> **YOUR TASK**: Reproduce every line of the records below without altering a single character.

* * *

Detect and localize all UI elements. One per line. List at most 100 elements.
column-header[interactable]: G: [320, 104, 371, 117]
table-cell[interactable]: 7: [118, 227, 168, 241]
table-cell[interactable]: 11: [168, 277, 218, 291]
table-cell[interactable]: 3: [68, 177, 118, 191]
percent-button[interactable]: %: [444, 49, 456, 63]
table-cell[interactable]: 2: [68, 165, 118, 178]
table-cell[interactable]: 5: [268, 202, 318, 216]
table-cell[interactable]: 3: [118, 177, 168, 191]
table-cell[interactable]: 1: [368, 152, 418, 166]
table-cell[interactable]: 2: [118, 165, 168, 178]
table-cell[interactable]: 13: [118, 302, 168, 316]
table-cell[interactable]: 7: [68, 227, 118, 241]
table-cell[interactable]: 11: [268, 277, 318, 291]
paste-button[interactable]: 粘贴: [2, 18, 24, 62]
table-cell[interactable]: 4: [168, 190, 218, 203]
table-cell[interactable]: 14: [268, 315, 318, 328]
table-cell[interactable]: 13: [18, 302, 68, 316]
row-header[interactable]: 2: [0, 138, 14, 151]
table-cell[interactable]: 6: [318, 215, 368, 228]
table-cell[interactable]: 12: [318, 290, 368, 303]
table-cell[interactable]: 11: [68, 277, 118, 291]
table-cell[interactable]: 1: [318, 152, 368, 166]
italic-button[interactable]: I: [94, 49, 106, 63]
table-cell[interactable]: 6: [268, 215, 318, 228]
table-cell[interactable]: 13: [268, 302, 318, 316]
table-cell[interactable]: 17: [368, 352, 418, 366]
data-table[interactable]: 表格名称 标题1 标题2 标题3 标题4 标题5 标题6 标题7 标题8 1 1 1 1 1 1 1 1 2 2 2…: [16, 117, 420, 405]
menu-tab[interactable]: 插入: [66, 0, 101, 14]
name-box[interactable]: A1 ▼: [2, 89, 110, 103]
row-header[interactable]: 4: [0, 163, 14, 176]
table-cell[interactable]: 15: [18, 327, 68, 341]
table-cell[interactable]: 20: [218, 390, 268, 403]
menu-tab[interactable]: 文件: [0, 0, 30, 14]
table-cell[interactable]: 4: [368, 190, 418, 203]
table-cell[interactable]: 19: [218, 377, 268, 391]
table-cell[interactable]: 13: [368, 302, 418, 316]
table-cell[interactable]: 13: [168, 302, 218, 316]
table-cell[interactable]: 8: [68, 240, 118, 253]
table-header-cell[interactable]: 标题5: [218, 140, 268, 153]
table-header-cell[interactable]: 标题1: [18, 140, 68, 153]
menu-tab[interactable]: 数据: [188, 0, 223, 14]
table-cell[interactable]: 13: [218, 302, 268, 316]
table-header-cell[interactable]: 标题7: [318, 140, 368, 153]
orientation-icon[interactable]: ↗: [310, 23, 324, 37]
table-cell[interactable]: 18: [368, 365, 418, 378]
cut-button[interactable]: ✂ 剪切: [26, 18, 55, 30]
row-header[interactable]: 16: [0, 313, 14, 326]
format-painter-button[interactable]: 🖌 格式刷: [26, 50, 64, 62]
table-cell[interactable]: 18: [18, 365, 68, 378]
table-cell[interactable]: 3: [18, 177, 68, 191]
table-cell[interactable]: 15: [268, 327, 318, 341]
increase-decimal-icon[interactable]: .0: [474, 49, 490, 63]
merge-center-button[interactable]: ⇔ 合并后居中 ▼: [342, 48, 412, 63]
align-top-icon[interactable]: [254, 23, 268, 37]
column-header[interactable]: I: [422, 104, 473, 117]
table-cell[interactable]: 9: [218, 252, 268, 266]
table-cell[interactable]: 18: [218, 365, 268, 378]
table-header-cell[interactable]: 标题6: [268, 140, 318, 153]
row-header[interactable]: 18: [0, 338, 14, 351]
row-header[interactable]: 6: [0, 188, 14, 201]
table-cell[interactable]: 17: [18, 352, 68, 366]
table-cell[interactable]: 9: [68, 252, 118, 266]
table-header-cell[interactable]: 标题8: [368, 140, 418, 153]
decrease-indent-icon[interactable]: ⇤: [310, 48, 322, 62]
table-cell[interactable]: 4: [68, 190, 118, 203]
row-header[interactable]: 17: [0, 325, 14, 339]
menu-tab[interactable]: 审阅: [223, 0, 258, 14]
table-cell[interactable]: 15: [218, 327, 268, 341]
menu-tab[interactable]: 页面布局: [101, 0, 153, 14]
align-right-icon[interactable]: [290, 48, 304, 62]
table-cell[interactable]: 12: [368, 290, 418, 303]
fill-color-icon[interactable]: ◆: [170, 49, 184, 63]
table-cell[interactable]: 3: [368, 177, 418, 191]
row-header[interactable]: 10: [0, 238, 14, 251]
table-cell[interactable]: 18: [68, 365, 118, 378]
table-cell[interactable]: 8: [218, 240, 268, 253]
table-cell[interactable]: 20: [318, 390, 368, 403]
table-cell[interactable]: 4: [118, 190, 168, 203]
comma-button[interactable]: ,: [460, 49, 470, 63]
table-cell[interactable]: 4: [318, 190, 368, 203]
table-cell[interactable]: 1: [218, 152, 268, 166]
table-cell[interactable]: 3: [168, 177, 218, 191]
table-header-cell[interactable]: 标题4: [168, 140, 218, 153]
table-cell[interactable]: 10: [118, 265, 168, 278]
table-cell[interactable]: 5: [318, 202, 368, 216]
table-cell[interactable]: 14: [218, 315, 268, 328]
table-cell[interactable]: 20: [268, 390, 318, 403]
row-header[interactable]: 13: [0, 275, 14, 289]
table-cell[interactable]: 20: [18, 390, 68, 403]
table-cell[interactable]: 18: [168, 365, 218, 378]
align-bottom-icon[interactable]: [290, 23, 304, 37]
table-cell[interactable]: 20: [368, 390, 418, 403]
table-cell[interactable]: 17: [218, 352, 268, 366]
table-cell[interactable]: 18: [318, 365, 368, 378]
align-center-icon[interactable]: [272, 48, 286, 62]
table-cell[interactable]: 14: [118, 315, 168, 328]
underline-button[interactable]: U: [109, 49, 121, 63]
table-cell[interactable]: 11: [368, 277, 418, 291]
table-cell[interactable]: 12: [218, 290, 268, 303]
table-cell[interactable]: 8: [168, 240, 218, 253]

* * *

> **TASK RESPONSE**:
Detect and localize all UI elements. One per line. List at most 100 elements.
column-header[interactable]: G: [320, 104, 371, 117]
table-cell[interactable]: 7: [118, 227, 168, 241]
table-cell[interactable]: 11: [168, 277, 218, 291]
table-cell[interactable]: 3: [68, 177, 118, 191]
percent-button[interactable]: %: [444, 49, 456, 63]
table-cell[interactable]: 2: [68, 165, 118, 178]
table-cell[interactable]: 5: [268, 202, 318, 216]
table-cell[interactable]: 3: [118, 177, 168, 191]
table-cell[interactable]: 1: [368, 152, 418, 166]
table-cell[interactable]: 2: [118, 165, 168, 178]
table-cell[interactable]: 13: [118, 302, 168, 316]
table-cell[interactable]: 7: [68, 227, 118, 241]
table-cell[interactable]: 11: [268, 277, 318, 291]
paste-button[interactable]: 粘贴: [2, 18, 24, 62]
table-cell[interactable]: 4: [168, 190, 218, 203]
table-cell[interactable]: 14: [268, 315, 318, 328]
table-cell[interactable]: 13: [18, 302, 68, 316]
row-header[interactable]: 2: [0, 138, 14, 151]
table-cell[interactable]: 6: [318, 215, 368, 228]
table-cell[interactable]: 12: [318, 290, 368, 303]
table-cell[interactable]: 11: [68, 277, 118, 291]
table-cell[interactable]: 1: [318, 152, 368, 166]
italic-button[interactable]: I: [94, 49, 106, 63]
table-cell[interactable]: 6: [268, 215, 318, 228]
table-cell[interactable]: 13: [268, 302, 318, 316]
table-cell[interactable]: 17: [368, 352, 418, 366]
data-table[interactable]: 表格名称 标题1 标题2 标题3 标题4 标题5 标题6 标题7 标题8 1 1 1 1 1 1 1 1 2 2 2…: [16, 117, 420, 405]
menu-tab[interactable]: 插入: [66, 0, 101, 14]
name-box[interactable]: A1 ▼: [2, 89, 110, 103]
row-header[interactable]: 4: [0, 163, 14, 176]
table-cell[interactable]: 15: [18, 327, 68, 341]
table-cell[interactable]: 20: [218, 390, 268, 403]
menu-tab[interactable]: 文件: [0, 0, 30, 14]
table-cell[interactable]: 4: [368, 190, 418, 203]
table-cell[interactable]: 19: [218, 377, 268, 391]
table-cell[interactable]: 13: [368, 302, 418, 316]
table-cell[interactable]: 13: [168, 302, 218, 316]
table-cell[interactable]: 8: [68, 240, 118, 253]
table-header-cell[interactable]: 标题5: [218, 140, 268, 153]
table-header-cell[interactable]: 标题1: [18, 140, 68, 153]
menu-tab[interactable]: 数据: [188, 0, 223, 14]
table-cell[interactable]: 13: [218, 302, 268, 316]
table-header-cell[interactable]: 标题7: [318, 140, 368, 153]
orientation-icon[interactable]: ↗: [310, 23, 324, 37]
table-cell[interactable]: 18: [368, 365, 418, 378]
cut-button[interactable]: ✂ 剪切: [26, 18, 55, 30]
row-header[interactable]: 16: [0, 313, 14, 326]
format-painter-button[interactable]: 🖌 格式刷: [26, 50, 64, 62]
table-cell[interactable]: 18: [18, 365, 68, 378]
table-cell[interactable]: 3: [18, 177, 68, 191]
table-cell[interactable]: 15: [268, 327, 318, 341]
increase-decimal-icon[interactable]: .0: [474, 49, 490, 63]
merge-center-button[interactable]: ⇔ 合并后居中 ▼: [342, 48, 412, 63]
align-top-icon[interactable]: [254, 23, 268, 37]
column-header[interactable]: I: [422, 104, 473, 117]
table-cell[interactable]: 9: [218, 252, 268, 266]
table-cell[interactable]: 18: [218, 365, 268, 378]
table-header-cell[interactable]: 标题6: [268, 140, 318, 153]
row-header[interactable]: 18: [0, 338, 14, 351]
row-header[interactable]: 6: [0, 188, 14, 201]
table-cell[interactable]: 17: [18, 352, 68, 366]
table-cell[interactable]: 9: [68, 252, 118, 266]
table-header-cell[interactable]: 标题8: [368, 140, 418, 153]
decrease-indent-icon[interactable]: ⇤: [310, 48, 322, 62]
table-cell[interactable]: 4: [68, 190, 118, 203]
row-header[interactable]: 17: [0, 325, 14, 339]
menu-tab[interactable]: 审阅: [223, 0, 258, 14]
table-cell[interactable]: 15: [218, 327, 268, 341]
menu-tab[interactable]: 页面布局: [101, 0, 153, 14]
align-right-icon[interactable]: [290, 48, 304, 62]
table-cell[interactable]: 12: [368, 290, 418, 303]
fill-color-icon[interactable]: ◆: [170, 49, 184, 63]
table-cell[interactable]: 3: [368, 177, 418, 191]
row-header[interactable]: 10: [0, 238, 14, 251]
table-cell[interactable]: 18: [68, 365, 118, 378]
table-cell[interactable]: 8: [218, 240, 268, 253]
table-cell[interactable]: 20: [318, 390, 368, 403]
table-cell[interactable]: 4: [118, 190, 168, 203]
comma-button[interactable]: ,: [460, 49, 470, 63]
table-cell[interactable]: 4: [318, 190, 368, 203]
table-cell[interactable]: 1: [218, 152, 268, 166]
table-cell[interactable]: 3: [168, 177, 218, 191]
table-header-cell[interactable]: 标题4: [168, 140, 218, 153]
table-cell[interactable]: 10: [118, 265, 168, 278]
table-cell[interactable]: 5: [318, 202, 368, 216]
table-cell[interactable]: 14: [218, 315, 268, 328]
table-cell[interactable]: 20: [268, 390, 318, 403]
row-header[interactable]: 13: [0, 275, 14, 289]
table-cell[interactable]: 20: [18, 390, 68, 403]
table-cell[interactable]: 18: [168, 365, 218, 378]
align-bottom-icon[interactable]: [290, 23, 304, 37]
table-cell[interactable]: 20: [368, 390, 418, 403]
table-cell[interactable]: 17: [218, 352, 268, 366]
table-cell[interactable]: 18: [318, 365, 368, 378]
align-center-icon[interactable]: [272, 48, 286, 62]
table-cell[interactable]: 14: [118, 315, 168, 328]
underline-button[interactable]: U: [109, 49, 121, 63]
table-cell[interactable]: 11: [368, 277, 418, 291]
table-cell[interactable]: 12: [218, 290, 268, 303]
table-cell[interactable]: 8: [168, 240, 218, 253]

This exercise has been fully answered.